─── Input records ───
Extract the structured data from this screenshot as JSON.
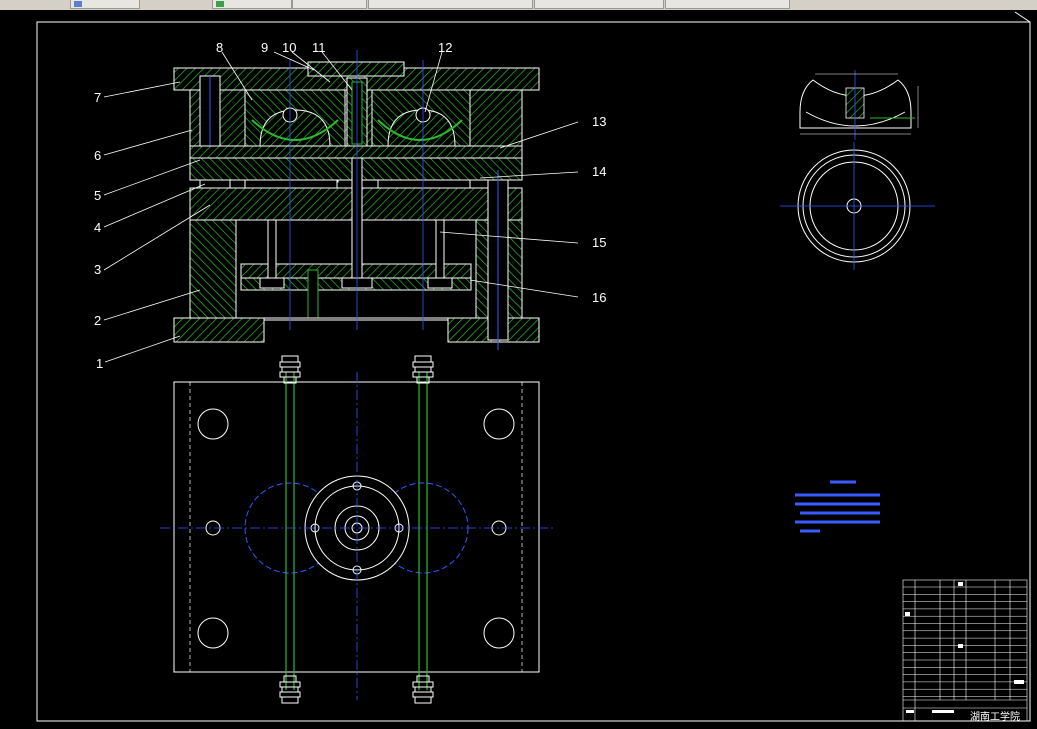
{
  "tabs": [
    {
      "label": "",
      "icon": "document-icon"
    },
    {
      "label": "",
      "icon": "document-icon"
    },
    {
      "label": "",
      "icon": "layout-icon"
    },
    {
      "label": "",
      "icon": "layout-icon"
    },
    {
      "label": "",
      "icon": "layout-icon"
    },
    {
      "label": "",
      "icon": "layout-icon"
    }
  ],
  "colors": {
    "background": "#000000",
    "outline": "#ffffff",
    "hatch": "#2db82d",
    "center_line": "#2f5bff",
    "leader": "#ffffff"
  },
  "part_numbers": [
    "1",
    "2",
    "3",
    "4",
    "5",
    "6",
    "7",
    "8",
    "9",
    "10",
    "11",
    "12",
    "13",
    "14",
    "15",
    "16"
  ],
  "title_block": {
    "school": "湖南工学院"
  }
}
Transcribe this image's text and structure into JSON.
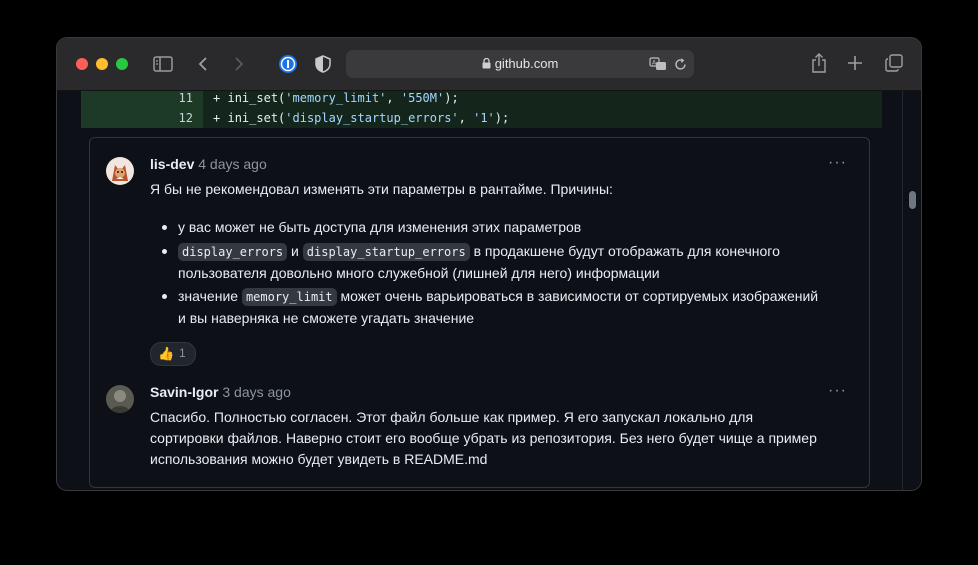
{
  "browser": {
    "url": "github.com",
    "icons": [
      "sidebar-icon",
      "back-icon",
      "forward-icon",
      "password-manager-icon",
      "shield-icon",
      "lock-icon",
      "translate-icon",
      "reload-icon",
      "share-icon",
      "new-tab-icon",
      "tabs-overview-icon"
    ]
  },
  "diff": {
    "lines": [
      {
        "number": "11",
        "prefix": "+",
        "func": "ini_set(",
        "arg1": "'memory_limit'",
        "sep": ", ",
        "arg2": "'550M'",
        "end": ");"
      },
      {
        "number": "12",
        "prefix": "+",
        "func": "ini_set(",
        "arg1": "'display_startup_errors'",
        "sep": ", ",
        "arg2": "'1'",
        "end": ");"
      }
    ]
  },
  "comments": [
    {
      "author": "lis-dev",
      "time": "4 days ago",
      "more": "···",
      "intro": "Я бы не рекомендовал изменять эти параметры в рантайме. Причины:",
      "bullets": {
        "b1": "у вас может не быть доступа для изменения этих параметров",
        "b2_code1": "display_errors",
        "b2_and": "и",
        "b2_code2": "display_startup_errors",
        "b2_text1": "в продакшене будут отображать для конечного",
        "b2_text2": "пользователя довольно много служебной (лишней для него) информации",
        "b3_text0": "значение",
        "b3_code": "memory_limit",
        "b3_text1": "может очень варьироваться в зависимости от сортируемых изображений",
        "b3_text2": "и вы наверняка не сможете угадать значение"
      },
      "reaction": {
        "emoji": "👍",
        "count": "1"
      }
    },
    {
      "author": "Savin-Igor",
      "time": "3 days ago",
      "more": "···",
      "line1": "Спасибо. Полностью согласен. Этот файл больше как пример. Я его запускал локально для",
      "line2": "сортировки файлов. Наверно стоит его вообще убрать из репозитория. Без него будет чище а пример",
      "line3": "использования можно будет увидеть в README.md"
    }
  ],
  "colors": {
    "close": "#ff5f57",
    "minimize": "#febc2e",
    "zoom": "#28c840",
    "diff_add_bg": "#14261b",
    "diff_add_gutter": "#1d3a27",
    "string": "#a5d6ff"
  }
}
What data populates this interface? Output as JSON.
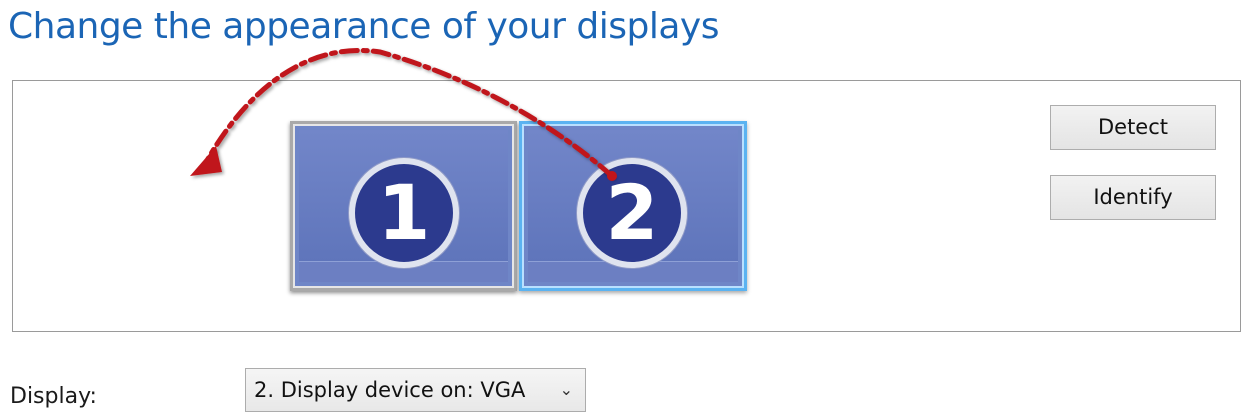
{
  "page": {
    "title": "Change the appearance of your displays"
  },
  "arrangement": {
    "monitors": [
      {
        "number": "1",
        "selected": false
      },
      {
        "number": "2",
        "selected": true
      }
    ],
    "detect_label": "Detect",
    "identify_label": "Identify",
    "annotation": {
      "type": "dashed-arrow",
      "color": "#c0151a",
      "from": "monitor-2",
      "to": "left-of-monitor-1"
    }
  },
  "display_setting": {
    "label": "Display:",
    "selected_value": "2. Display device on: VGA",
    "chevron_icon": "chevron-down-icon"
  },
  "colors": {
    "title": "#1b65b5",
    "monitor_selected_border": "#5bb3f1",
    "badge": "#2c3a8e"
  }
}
───
- Task to carry out -
Your task is to copy the entries in full and exactly, without any images.

- Task response -
Extract the structured data from this screenshot as JSON.
{
  "tabs": [
    {
      "label": "",
      "icon": "document-icon"
    },
    {
      "label": "",
      "icon": "document-icon"
    },
    {
      "label": "",
      "icon": "layout-icon"
    },
    {
      "label": "",
      "icon": "layout-icon"
    },
    {
      "label": "",
      "icon": "layout-icon"
    },
    {
      "label": "",
      "icon": "layout-icon"
    }
  ],
  "colors": {
    "background": "#000000",
    "outline": "#ffffff",
    "hatch": "#2db82d",
    "center_line": "#2f5bff",
    "leader": "#ffffff"
  },
  "part_numbers": [
    "1",
    "2",
    "3",
    "4",
    "5",
    "6",
    "7",
    "8",
    "9",
    "10",
    "11",
    "12",
    "13",
    "14",
    "15",
    "16"
  ],
  "title_block": {
    "school": "湖南工学院"
  }
}
Transcribe this image's text and structure into JSON.
{
  "browser": {
    "url": "github.com",
    "icons": [
      "sidebar-icon",
      "back-icon",
      "forward-icon",
      "password-manager-icon",
      "shield-icon",
      "lock-icon",
      "translate-icon",
      "reload-icon",
      "share-icon",
      "new-tab-icon",
      "tabs-overview-icon"
    ]
  },
  "diff": {
    "lines": [
      {
        "number": "11",
        "prefix": "+",
        "func": "ini_set(",
        "arg1": "'memory_limit'",
        "sep": ", ",
        "arg2": "'550M'",
        "end": ");"
      },
      {
        "number": "12",
        "prefix": "+",
        "func": "ini_set(",
        "arg1": "'display_startup_errors'",
        "sep": ", ",
        "arg2": "'1'",
        "end": ");"
      }
    ]
  },
  "comments": [
    {
      "author": "lis-dev",
      "time": "4 days ago",
      "more": "···",
      "intro": "Я бы не рекомендовал изменять эти параметры в рантайме. Причины:",
      "bullets": {
        "b1": "у вас может не быть доступа для изменения этих параметров",
        "b2_code1": "display_errors",
        "b2_and": "и",
        "b2_code2": "display_startup_errors",
        "b2_text1": "в продакшене будут отображать для конечного",
        "b2_text2": "пользователя довольно много служебной (лишней для него) информации",
        "b3_text0": "значение",
        "b3_code": "memory_limit",
        "b3_text1": "может очень варьироваться в зависимости от сортируемых изображений",
        "b3_text2": "и вы наверняка не сможете угадать значение"
      },
      "reaction": {
        "emoji": "👍",
        "count": "1"
      }
    },
    {
      "author": "Savin-Igor",
      "time": "3 days ago",
      "more": "···",
      "line1": "Спасибо. Полностью согласен. Этот файл больше как пример. Я его запускал локально для",
      "line2": "сортировки файлов. Наверно стоит его вообще убрать из репозитория. Без него будет чище а пример",
      "line3": "использования можно будет увидеть в README.md"
    }
  ],
  "colors": {
    "close": "#ff5f57",
    "minimize": "#febc2e",
    "zoom": "#28c840",
    "diff_add_bg": "#14261b",
    "diff_add_gutter": "#1d3a27",
    "string": "#a5d6ff"
  }
}
What data populates this interface? Output as JSON.
{
  "page": {
    "title": "Change the appearance of your displays"
  },
  "arrangement": {
    "monitors": [
      {
        "number": "1",
        "selected": false
      },
      {
        "number": "2",
        "selected": true
      }
    ],
    "detect_label": "Detect",
    "identify_label": "Identify",
    "annotation": {
      "type": "dashed-arrow",
      "color": "#c0151a",
      "from": "monitor-2",
      "to": "left-of-monitor-1"
    }
  },
  "display_setting": {
    "label": "Display:",
    "selected_value": "2. Display device on: VGA",
    "chevron_icon": "chevron-down-icon"
  },
  "colors": {
    "title": "#1b65b5",
    "monitor_selected_border": "#5bb3f1",
    "badge": "#2c3a8e"
  }
}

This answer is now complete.